======== RECORDS TO USE

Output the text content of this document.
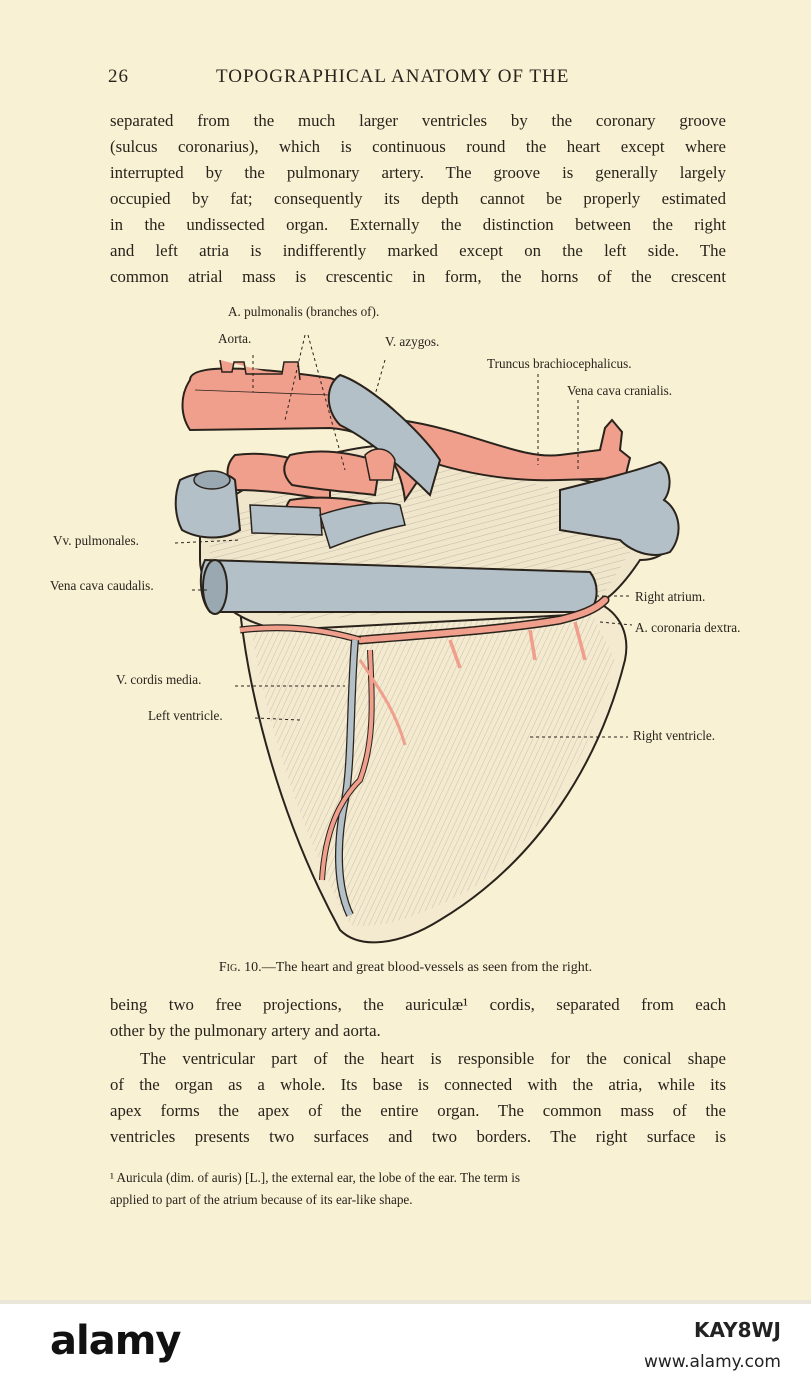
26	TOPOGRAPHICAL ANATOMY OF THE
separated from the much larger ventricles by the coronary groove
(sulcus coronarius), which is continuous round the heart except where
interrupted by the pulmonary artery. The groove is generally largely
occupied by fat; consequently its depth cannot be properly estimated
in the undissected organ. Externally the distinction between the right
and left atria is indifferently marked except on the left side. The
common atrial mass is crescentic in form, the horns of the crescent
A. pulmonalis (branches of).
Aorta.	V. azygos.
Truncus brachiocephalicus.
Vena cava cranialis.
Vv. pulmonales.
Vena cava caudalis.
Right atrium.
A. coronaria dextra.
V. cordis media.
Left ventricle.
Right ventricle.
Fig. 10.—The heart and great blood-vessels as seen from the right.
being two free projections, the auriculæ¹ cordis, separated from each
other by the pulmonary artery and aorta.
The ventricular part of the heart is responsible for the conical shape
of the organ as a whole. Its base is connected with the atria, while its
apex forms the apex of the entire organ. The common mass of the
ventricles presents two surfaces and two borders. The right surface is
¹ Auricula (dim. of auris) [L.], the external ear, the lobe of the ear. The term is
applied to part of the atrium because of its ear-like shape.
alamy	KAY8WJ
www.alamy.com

================

### PROBLEM DESCRIPTION
Copy out each line of the data where the string "organ" appears.

### SOLUTION FOR THIS PROBLEM
in the undissected organ. Externally the distinction between the right
of the organ as a whole. Its base is connected with the atria, while its
apex forms the apex of the entire organ. The common mass of the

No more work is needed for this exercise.